DATASET CONTENT:
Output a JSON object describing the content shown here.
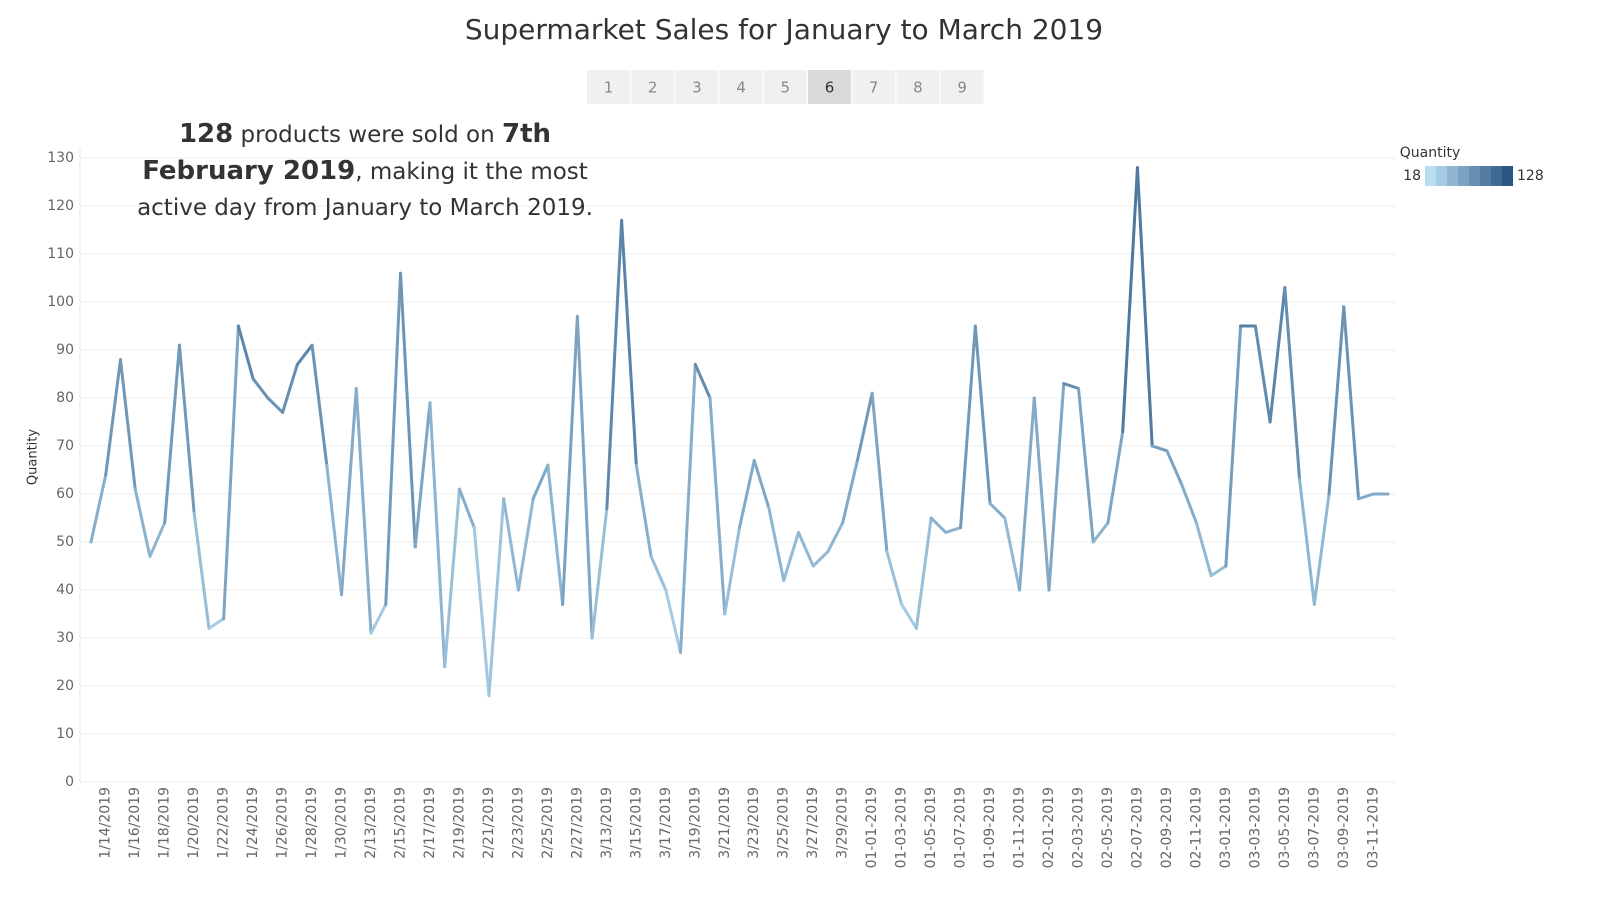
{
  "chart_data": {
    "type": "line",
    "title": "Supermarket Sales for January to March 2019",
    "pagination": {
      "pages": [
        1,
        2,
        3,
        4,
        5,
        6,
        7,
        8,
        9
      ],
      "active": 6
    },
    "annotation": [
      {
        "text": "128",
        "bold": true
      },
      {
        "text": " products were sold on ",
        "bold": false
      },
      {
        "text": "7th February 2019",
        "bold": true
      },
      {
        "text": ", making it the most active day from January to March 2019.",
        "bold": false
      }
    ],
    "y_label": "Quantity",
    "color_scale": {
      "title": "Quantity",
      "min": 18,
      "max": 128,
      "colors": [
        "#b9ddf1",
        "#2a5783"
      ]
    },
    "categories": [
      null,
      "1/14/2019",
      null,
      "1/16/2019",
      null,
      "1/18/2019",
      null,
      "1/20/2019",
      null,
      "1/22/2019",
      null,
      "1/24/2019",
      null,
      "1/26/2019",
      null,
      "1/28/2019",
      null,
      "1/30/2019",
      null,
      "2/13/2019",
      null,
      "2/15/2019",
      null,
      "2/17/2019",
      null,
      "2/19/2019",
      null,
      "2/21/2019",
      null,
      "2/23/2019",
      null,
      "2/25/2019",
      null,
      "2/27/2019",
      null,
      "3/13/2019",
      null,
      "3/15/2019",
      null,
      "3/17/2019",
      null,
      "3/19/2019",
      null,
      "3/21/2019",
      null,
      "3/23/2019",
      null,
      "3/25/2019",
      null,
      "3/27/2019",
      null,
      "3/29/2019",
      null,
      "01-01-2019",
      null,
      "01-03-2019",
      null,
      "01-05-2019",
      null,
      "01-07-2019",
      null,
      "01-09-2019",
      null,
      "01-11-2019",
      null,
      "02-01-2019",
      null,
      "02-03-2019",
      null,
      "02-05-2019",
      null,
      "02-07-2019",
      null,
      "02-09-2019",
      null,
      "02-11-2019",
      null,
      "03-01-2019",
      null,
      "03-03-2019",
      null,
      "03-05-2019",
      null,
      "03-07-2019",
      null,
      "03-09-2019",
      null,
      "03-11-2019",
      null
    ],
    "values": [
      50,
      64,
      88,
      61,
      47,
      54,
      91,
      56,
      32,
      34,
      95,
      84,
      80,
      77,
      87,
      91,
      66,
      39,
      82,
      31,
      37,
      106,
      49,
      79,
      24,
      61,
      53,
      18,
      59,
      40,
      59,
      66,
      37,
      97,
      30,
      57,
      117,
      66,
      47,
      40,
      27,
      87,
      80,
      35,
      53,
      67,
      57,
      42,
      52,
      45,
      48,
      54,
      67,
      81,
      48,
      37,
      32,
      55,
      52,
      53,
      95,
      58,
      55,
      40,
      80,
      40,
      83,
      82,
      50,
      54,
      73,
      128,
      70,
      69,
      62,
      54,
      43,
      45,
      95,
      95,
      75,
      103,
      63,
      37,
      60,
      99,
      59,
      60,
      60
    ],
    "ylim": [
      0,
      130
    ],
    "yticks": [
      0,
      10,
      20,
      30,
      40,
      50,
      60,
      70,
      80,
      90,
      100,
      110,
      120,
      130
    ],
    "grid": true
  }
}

==

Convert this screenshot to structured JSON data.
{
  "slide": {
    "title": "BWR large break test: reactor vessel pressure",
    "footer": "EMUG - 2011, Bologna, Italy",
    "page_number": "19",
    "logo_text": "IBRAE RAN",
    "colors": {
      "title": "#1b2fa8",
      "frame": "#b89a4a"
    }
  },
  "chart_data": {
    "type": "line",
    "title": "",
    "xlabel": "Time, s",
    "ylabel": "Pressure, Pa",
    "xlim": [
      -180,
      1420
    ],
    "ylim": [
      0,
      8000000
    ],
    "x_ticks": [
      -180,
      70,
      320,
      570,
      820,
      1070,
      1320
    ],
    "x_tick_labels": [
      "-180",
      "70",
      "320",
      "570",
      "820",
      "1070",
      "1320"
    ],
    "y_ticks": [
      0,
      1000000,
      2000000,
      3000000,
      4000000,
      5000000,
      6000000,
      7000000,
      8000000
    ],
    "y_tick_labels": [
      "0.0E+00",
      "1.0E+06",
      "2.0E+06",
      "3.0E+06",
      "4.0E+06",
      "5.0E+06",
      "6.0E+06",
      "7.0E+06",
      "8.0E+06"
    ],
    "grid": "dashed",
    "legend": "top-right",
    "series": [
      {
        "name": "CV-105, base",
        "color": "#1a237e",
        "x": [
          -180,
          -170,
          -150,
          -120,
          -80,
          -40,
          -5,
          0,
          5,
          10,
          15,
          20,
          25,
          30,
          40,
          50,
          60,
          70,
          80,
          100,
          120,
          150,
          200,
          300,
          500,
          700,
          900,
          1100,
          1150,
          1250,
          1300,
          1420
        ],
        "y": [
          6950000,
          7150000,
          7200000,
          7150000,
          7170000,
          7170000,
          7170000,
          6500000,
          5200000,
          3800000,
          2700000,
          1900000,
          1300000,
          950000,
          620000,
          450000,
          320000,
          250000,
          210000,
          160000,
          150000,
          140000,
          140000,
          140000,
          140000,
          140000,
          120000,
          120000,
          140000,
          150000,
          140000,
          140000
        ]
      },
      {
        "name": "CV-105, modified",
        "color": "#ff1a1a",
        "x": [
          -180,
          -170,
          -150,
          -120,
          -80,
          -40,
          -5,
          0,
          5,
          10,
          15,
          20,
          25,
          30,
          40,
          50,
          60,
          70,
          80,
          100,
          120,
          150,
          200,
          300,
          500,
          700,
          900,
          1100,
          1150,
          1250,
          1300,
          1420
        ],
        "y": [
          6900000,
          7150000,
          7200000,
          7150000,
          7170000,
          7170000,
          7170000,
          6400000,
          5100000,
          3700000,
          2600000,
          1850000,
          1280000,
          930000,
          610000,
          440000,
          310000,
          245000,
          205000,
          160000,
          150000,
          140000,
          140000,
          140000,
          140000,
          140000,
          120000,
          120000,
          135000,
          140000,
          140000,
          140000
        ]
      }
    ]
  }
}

WHAT YOU HAVE TO DO:
Count each line with "title" in it and report that figure by itself.

WRITTEN RESPONSE:
5